Start of INFORMATION PROVIDED

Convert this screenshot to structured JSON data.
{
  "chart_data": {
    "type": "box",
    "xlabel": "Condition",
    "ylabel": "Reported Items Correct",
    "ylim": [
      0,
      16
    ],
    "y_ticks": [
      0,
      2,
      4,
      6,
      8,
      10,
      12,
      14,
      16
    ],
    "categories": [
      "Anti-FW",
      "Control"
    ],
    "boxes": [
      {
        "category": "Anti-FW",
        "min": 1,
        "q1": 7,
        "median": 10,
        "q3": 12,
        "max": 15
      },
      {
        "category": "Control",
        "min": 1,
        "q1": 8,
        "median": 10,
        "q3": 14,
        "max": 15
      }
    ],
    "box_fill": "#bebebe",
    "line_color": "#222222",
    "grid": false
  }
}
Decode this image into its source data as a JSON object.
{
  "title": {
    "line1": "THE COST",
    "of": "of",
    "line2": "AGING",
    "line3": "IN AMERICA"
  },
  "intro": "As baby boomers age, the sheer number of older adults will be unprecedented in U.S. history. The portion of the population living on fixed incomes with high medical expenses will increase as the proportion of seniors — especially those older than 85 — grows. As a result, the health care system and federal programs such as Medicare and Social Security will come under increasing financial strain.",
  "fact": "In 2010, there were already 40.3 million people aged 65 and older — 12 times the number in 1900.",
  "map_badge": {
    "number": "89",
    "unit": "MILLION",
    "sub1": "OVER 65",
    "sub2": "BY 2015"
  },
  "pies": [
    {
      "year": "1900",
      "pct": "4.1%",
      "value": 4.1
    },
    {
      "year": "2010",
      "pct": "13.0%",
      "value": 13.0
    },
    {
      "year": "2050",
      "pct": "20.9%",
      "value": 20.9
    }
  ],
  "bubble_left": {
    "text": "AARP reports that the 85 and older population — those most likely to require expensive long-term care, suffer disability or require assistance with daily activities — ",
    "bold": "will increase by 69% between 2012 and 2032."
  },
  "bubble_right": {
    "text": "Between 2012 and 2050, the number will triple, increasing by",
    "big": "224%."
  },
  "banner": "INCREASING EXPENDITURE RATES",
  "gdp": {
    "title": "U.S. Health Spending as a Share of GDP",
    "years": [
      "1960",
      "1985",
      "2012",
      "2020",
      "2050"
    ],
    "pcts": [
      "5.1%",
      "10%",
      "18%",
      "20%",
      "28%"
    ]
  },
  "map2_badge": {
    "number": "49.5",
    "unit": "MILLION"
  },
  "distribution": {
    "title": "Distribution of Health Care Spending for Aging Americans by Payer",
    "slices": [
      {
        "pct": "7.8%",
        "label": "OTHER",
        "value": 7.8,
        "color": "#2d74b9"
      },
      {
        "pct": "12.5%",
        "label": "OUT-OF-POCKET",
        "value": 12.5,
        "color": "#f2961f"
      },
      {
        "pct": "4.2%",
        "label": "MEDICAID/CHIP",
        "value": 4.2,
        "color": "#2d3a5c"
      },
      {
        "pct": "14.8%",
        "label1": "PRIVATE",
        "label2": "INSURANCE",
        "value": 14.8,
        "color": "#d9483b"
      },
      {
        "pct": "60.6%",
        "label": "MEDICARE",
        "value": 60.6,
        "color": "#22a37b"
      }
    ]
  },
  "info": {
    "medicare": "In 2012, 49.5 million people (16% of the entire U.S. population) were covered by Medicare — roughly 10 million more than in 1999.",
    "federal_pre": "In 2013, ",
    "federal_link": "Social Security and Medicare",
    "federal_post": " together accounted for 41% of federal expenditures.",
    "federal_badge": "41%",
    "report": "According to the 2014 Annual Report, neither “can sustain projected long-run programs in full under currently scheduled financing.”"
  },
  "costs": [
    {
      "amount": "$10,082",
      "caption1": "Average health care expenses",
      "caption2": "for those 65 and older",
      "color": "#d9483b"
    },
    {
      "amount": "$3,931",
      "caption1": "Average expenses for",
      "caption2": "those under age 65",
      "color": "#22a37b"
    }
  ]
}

End of INFORMATION PROVIDED

**SET EXERCISE**
Lines containing the string "JSON" are to be selected and copied.

**TASK RESPONSE**
Convert this screenshot to structured JSON data.
Decode this image into its source data as a JSON object.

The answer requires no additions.